━━━ Records for the exercise ━━━

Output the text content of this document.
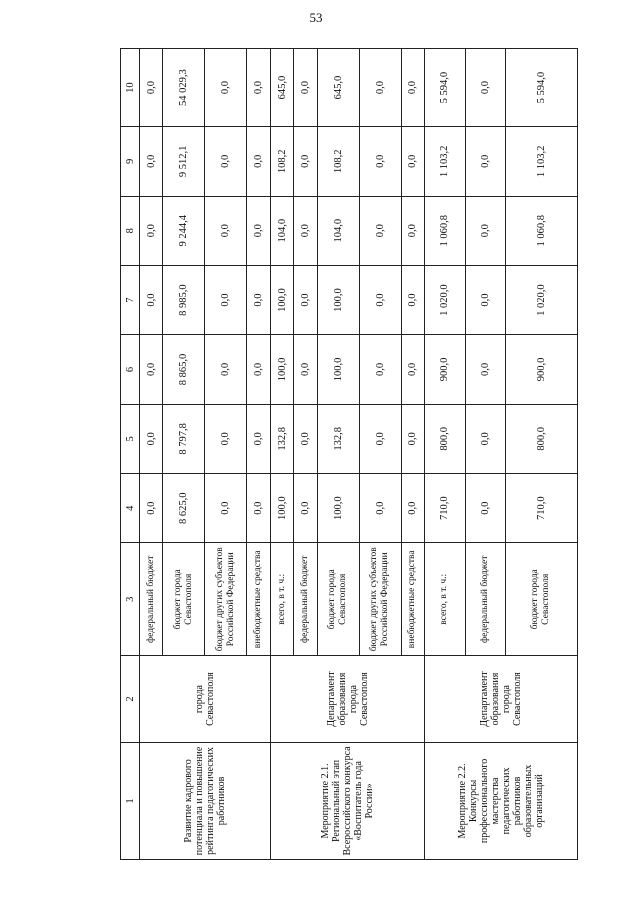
53
1	2	3	4	5	6	7	8	9	10
Развитие кадрового потенциала и повышение рейтинга педагогических работников	города Севастополя	федеральный бюджет	0,0	0,0	0,0	0,0	0,0	0,0	0,0
		бюджет города Севастополя	8 625,0	8 797,8	8 865,0	8 985,0	9 244,4	9 512,1	54 029,3
		бюджет других субъектов Российской Федерации	0,0	0,0	0,0	0,0	0,0	0,0	0,0
		внебюджетные средства	0,0	0,0	0,0	0,0	0,0	0,0	0,0
Мероприятие 2.1. Региональный этап Всероссийского конкурса «Воспитатель года России»	Департамент образования города Севастополя	всего, в т. ч.:	100,0	132,8	100,0	100,0	104,0	108,2	645,0
		федеральный бюджет	0,0	0,0	0,0	0,0	0,0	0,0	0,0
		бюджет города Севастополя	100,0	132,8	100,0	100,0	104,0	108,2	645,0
		бюджет других субъектов Российской Федерации	0,0	0,0	0,0	0,0	0,0	0,0	0,0
		внебюджетные средства	0,0	0,0	0,0	0,0	0,0	0,0	0,0
Мероприятие 2.2. Конкурсы профессионального мастерства педагогических работников образовательных организаций	Департамент образования города Севастополя	всего, в т. ч.:	710,0	800,0	900,0	1 020,0	1 060,8	1 103,2	5 594,0
		федеральный бюджет	0,0	0,0	0,0	0,0	0,0	0,0	0,0
		бюджет города Севастополя	710,0	800,0	900,0	1 020,0	1 060,8	1 103,2	5 594,0
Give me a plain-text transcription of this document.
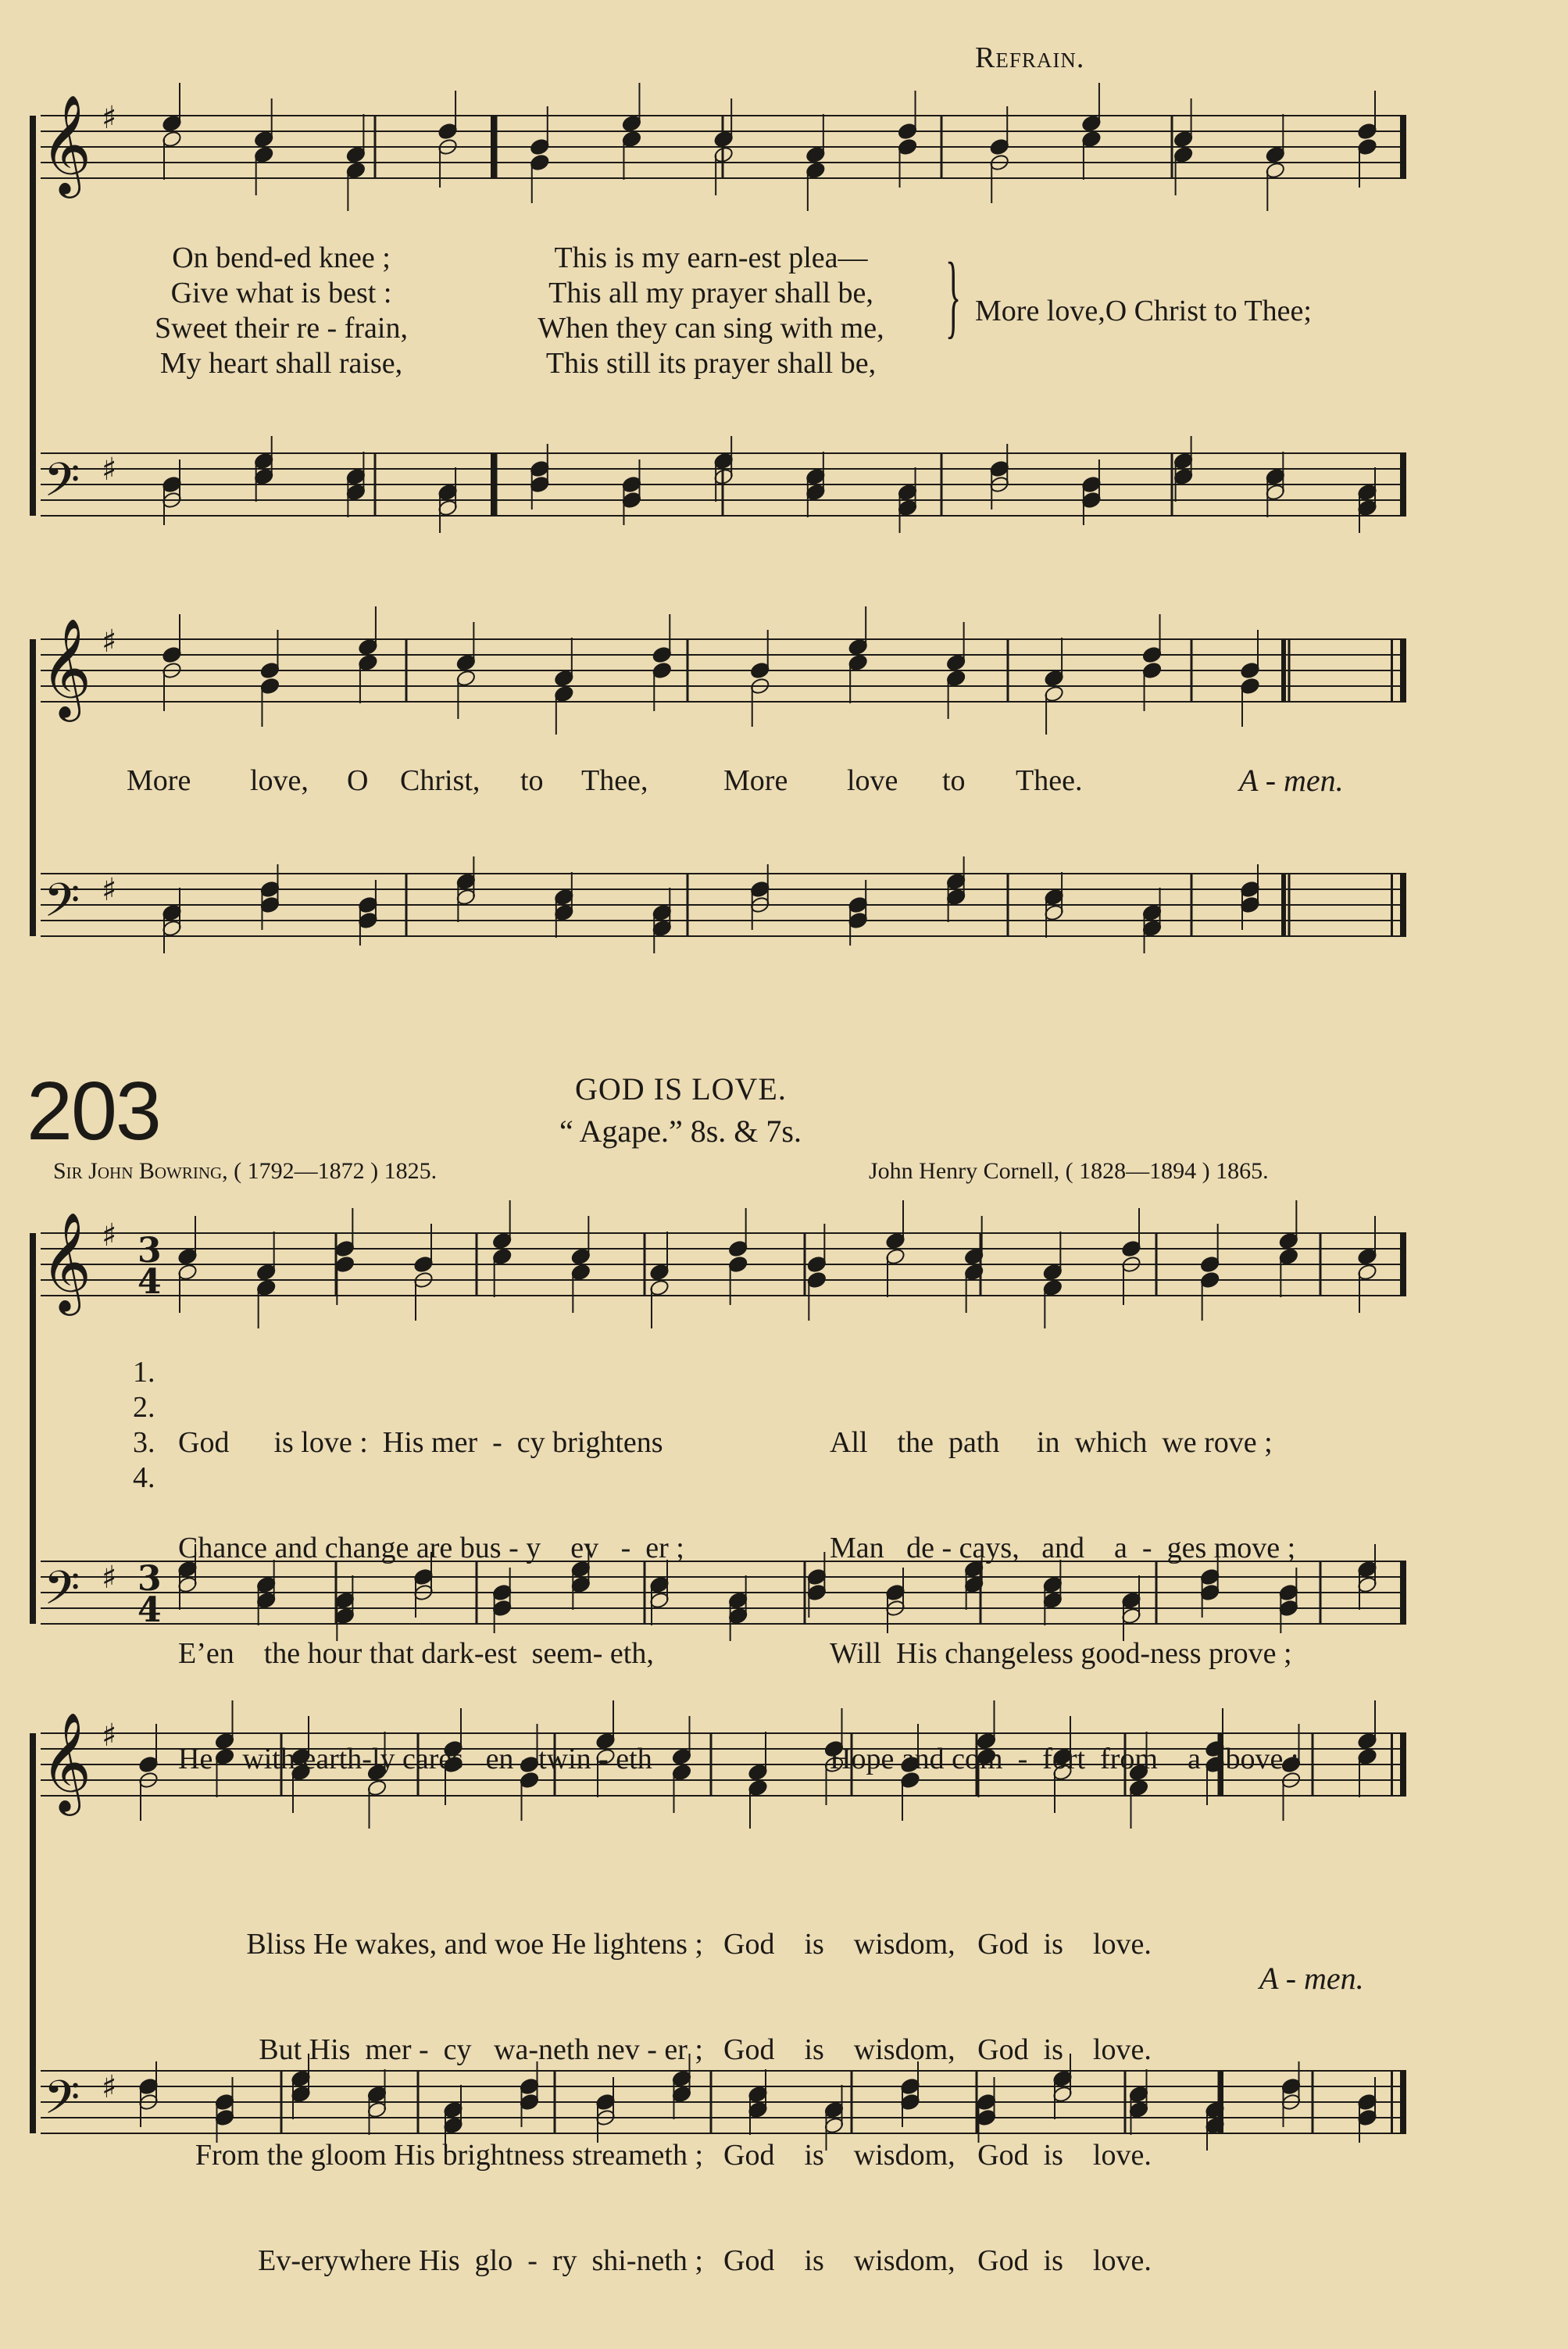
Refrain.
𝄞
𝄢
𝄞
𝄢
𝄞
𝄢
𝄞
𝄢
♯
♯
♯
♯
♯
♯
♯
♯
3
4
3
4
On bend-ed knee ;
Give what is best :
Sweet their re - frain,
My heart shall raise,
This is my earn-est plea—
This all my prayer shall be,
When they can sing with me,
This still its prayer shall be,
} More love,O Christ to Thee;
More love, O Christ, to Thee,	More love to Thee.	A - men.
203	GOD IS LOVE.
“ Agape.” 8s. & 7s.
Sir John Bowring, ( 1792—1872 ) 1825.	John Henry Cornell, ( 1828—1894 ) 1865.
1.
2.
3.
4.

God      is love :  His mer  -  cy brightens

Chance and change are bus - y    ev   -  er ;

E’en    the hour that dark-est  seem- eth,

He    with earth-ly cares   en - twin - eth

All    the  path     in  which  we rove ;

Man   de - cays,   and    a  -  ges move ;

Will  His changeless good-ness prove ;

Hope and com  -  fort  from    a - bove :

Bliss He wakes, and woe He lightens ;

But His  mer -  cy   wa-neth nev - er ;

From the gloom His brightness streameth ;

Ev-erywhere His  glo  -  ry  shi-neth ;

God    is    wisdom,   God  is    love.

God    is    wisdom,   God  is    love.

God    is    wisdom,   God  is    love.

God    is    wisdom,   God  is    love.

A - men.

━━━

* Requirements
Check each line of the entries for the string "всего". Copy the lines that have it.

* Result below
Мероприятие 2.1. Региональный этап Всероссийского конкурса «Воспитатель года России»	Департамент образования города Севастополя	всего, в т. ч.:	100,0	132,8	100,0	100,0	104,0	108,2	645,0
Мероприятие 2.2. Конкурсы профессионального мастерства педагогических работников образовательных организаций	Департамент образования города Севастополя	всего, в т. ч.:	710,0	800,0	900,0	1 020,0	1 060,8	1 103,2	5 594,0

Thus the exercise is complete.